TASK PROMPT:
Check each line below for the word "among", and copy those that have it.

Data records:
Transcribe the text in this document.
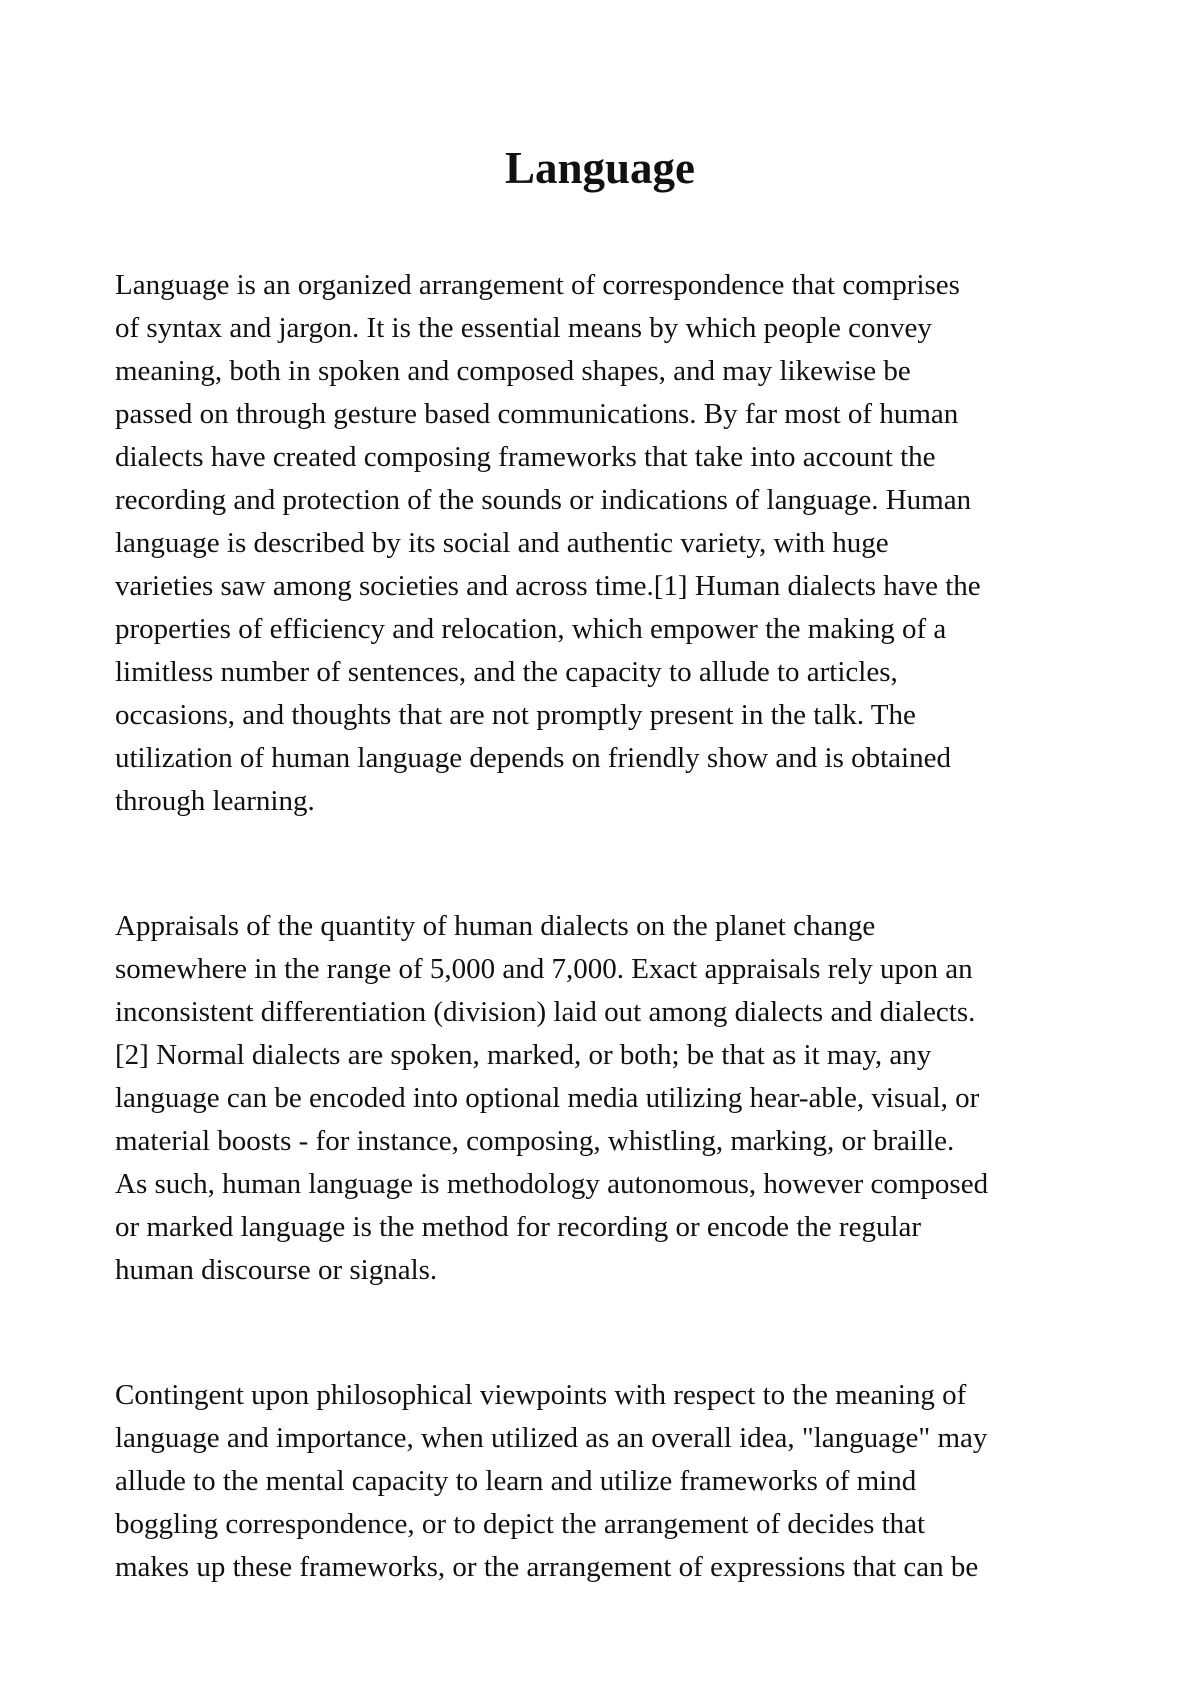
Language

Language is an organized arrangement of correspondence that comprises
of syntax and jargon. It is the essential means by which people convey
meaning, both in spoken and composed shapes, and may likewise be
passed on through gesture based communications. By far most of human
dialects have created composing frameworks that take into account the
recording and protection of the sounds or indications of language. Human
language is described by its social and authentic variety, with huge
varieties saw among societies and across time.[1] Human dialects have the
properties of efficiency and relocation, which empower the making of a
limitless number of sentences, and the capacity to allude to articles,
occasions, and thoughts that are not promptly present in the talk. The
utilization of human language depends on friendly show and is obtained
through learning.

Appraisals of the quantity of human dialects on the planet change
somewhere in the range of 5,000 and 7,000. Exact appraisals rely upon an
inconsistent differentiation (division) laid out among dialects and dialects.
[2] Normal dialects are spoken, marked, or both; be that as it may, any
language can be encoded into optional media utilizing hear-able, visual, or
material boosts - for instance, composing, whistling, marking, or braille.
As such, human language is methodology autonomous, however composed
or marked language is the method for recording or encode the regular
human discourse or signals.

Contingent upon philosophical viewpoints with respect to the meaning of
language and importance, when utilized as an overall idea, "language" may
allude to the mental capacity to learn and utilize frameworks of mind
boggling correspondence, or to depict the arrangement of decides that
makes up these frameworks, or the arrangement of expressions that can be
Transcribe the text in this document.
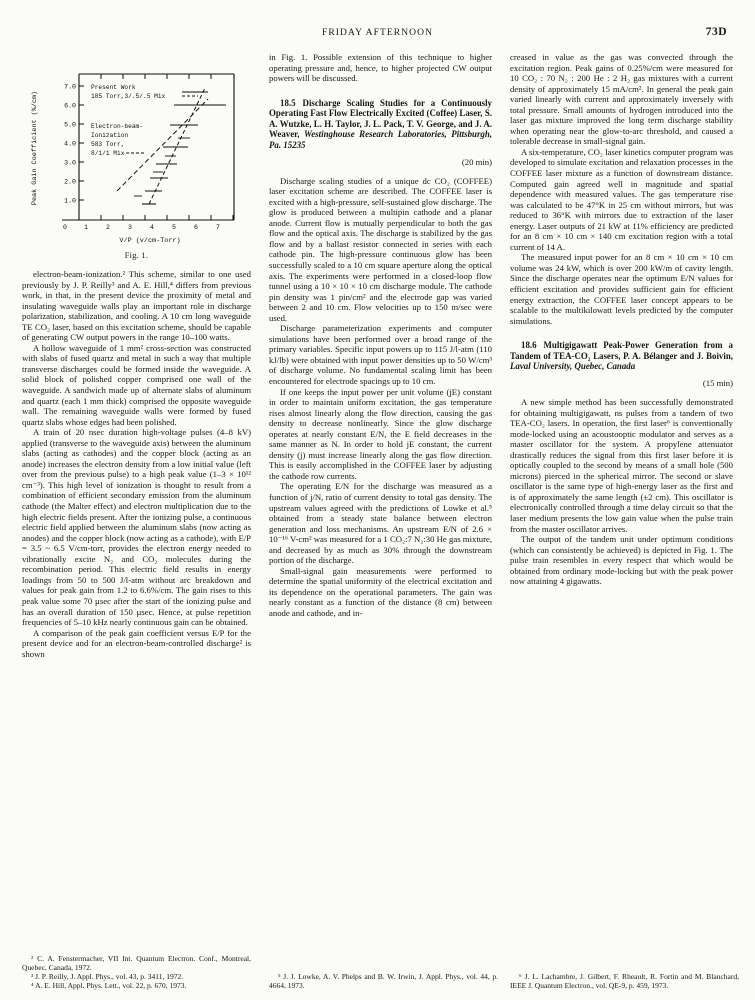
FRIDAY AFTERNOON	73D
7.0
6.0
5.0
4.0
3.0
2.0
1.0
0	1	2	3	4	5	6	7
Peak Gain Coefficient (%/cm)
V/P (v/cm-Torr)
Present Work
185 Torr,3/.5/.5 Mix
Electron-beam-
Ionization
583 Torr,
8/1/1 Mix
Fig. 1.

electron-beam-ionization.² This scheme, similar to one used previously by J. P. Reilly³ and A. E. Hill,⁴ differs from previous work, in that, in the present device the proximity of metal and insulating waveguide walls play an important role in discharge polarization, stabilization, and cooling. A 10 cm long waveguide TE CO₂ laser, based on this excitation scheme, should be capable of generating CW output powers in the range 10–100 watts.

A hollow waveguide of 1 mm² cross-section was constructed with slabs of fused quartz and metal in such a way that multiple transverse discharges could be formed inside the waveguide. A solid block of polished copper comprised one wall of the waveguide. A sandwich made up of alternate slabs of aluminum and quartz (each 1 mm thick) comprised the opposite waveguide wall. The remaining waveguide walls were formed by fused quartz slabs whose edges had been polished.

A train of 20 nsec duration high-voltage pulses (4–8 kV) applied (transverse to the waveguide axis) between the aluminum slabs (acting as cathodes) and the copper block (acting as an anode) increases the electron density from a low initial value (left over from the previous pulse) to a high peak value (1–3 × 10¹² cm⁻³). This high level of ionization is thought to result from a combination of efficient secondary emission from the aluminum cathode (the Malter effect) and electron multiplication due to the high electric fields present. After the ionizing pulse, a continuous electric field applied between the aluminum slabs (now acting as anodes) and the copper block (now acting as a cathode), with E/P = 3.5 ~ 6.5 V/cm-torr, provides the electron energy needed to vibrationally excite N₂ and CO₂ molecules during the recombination period. This electric field results in energy loadings from 50 to 500 J/l-atm without arc breakdown and values for peak gain from 1.2 to 6.6%/cm. The gain rises to this peak value some 70 µsec after the start of the ionizing pulse and has an overall duration of 150 µsec. Hence, at pulse repetition frequencies of 5–10 kHz nearly continuous gain can be obtained.

A comparison of the peak gain coefficient versus E/P for the present device and for an electron-beam-controlled discharge² is shown

² C. A. Fenstermacher, VII Int. Quantum Electron. Conf., Montreal, Quebec, Canada, 1972.

³ J. P. Reilly, J. Appl. Phys., vol. 43, p. 3411, 1972.

⁴ A. E. Hill, Appl. Phys. Lett., vol. 22, p. 670, 1973.

in Fig. 1. Possible extension of this technique to higher operating pressure and, hence, to higher projected CW output powers will be discussed.

18.5 Discharge Scaling Studies for a Continuously Operating Fast Flow Electrically Excited (Coffee) Laser, S. A. Wutzke, L. H. Taylor, J. L. Pack, T. V. George, and J. A. Weaver, Westinghouse Research Laboratories, Pittsburgh, Pa. 15235

(20 min)

Discharge scaling studies of a unique dc CO₂ (COFFEE) laser excitation scheme are described. The COFFEE laser is excited with a high-pressure, self-sustained glow discharge. The glow is produced between a multipin cathode and a planar anode. Current flow is mutually perpendicular to both the gas flow and the optical axis. The discharge is stabilized by the gas flow and by a ballast resistor connected in series with each cathode pin. The high-pressure continuous glow has been successfully scaled to a 10 cm square aperture along the optical axis. The experiments were performed in a closed-loop flow tunnel using a 10 × 10 × 10 cm discharge module. The cathode pin density was 1 pin/cm² and the electrode gap was varied between 2 and 10 cm. Flow velocities up to 150 m/sec were used.

Discharge parameterization experiments and computer simulations have been performed over a broad range of the primary variables. Specific input powers up to 115 J/l-atm (110 kJ/lb) were obtained with input power densities up to 50 W/cm³ of discharge volume. No fundamental scaling limit has been encountered for electrode spacings up to 10 cm.

If one keeps the input power per unit volume (jE) constant in order to maintain uniform excitation, the gas temperature rises almost linearly along the flow direction, causing the gas density to decrease nonlinearly. Since the glow discharge operates at nearly constant E/N, the E field decreases in the same manner as N. In order to hold jE constant, the current density (j) must increase linearly along the gas flow direction. This is easily accomplished in the COFFEE laser by adjusting the cathode row currents.

The operating E/N for the discharge was measured as a function of j/N, ratio of current density to total gas density. The upstream values agreed with the predictions of Lowke et al.⁵ obtained from a steady state balance between electron generation and loss mechanisms. An upstream E/N of 2.6 × 10⁻¹⁶ V-cm² was measured for a 1 CO₂:7 N₂:30 He gas mixture, and decreased by as much as 30% through the downstream portion of the discharge.

Small-signal gain measurements were performed to determine the spatial uniformity of the electrical excitation and its dependence on the operational parameters. The gain was nearly constant as a function of the distance (8 cm) between anode and cathode, and in-

⁵ J. J. Lowke, A. V. Phelps and B. W. Irwin, J. Appl. Phys., vol. 44, p. 4664, 1973.

creased in value as the gas was convected through the excitation region. Peak gains of 0.25%/cm were measured for 10 CO₂ : 70 N₂ : 200 He : 2 H₂ gas mixtures with a current density of approximately 15 mA/cm². In general the peak gain varied linearly with current and approximately inversely with total pressure. Small amounts of hydrogen introduced into the laser gas mixture improved the long term discharge stability when operating near the glow-to-arc threshold, and caused a tolerable decrease in small-signal gain.

A six-temperature, CO₂ laser kinetics computer program was developed to simulate excitation and relaxation processes in the COFFEE laser mixture as a function of downstream distance. Computed gain agreed well in magnitude and spatial dependence with measured values. The gas temperature rise was calculated to be 47°K in 25 cm without mirrors, but was reduced to 36°K with mirrors due to extraction of the laser energy. Laser outputs of 21 kW at 11% efficiency are predicted for an 8 cm × 10 cm × 140 cm excitation region with a total current of 14 A.

The measured input power for an 8 cm × 10 cm × 10 cm volume was 24 kW, which is over 200 kW/m of cavity length. Since the discharge operates near the optimum E/N values for efficient excitation and provides sufficient gain for efficient energy extraction, the COFFEE laser concept appears to be scalable to the multikilowatt levels predicted by the computer simulations.

18.6 Multigigawatt Peak-Power Generation from a Tandem of TEA-CO₂ Lasers, P. A. Bélanger and J. Boivin, Laval University, Quebec, Canada

(15 min)

A new simple method has been successfully demonstrated for obtaining multigigawatt, ns pulses from a tandem of two TEA-CO₂ lasers. In operation, the first laser⁶ is conventionally mode-locked using an acoustooptic modulator and serves as a master oscillator for the system. A propylene attenuator drastically reduces the signal from this first laser before it is optically coupled to the second by means of a small hole (500 microns) pierced in the spherical mirror. The second or slave oscillator is the same type of high-energy laser as the first and is of approximately the same length (±2 cm). This oscillator is electronically controlled through a time delay circuit so that the laser medium presents the low gain value when the pulse train from the master oscillator arrives.

The output of the tandem unit under optimum conditions (which can consistently be achieved) is depicted in Fig. 1. The pulse train resembles in every respect that which would be obtained from ordinary mode-locking but with the peak power now attaining 4 gigawatts.

⁶ J. L. Lachambre, J. Gilbert, F. Rheault, R. Fortin and M. Blanchard, IEEE J. Quantum Electron., vol. QE-9, p. 459, 1973.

TASK ANSWER:
varieties saw among societies and across time.[1] Human dialects have the
inconsistent differentiation (division) laid out among dialects and dialects.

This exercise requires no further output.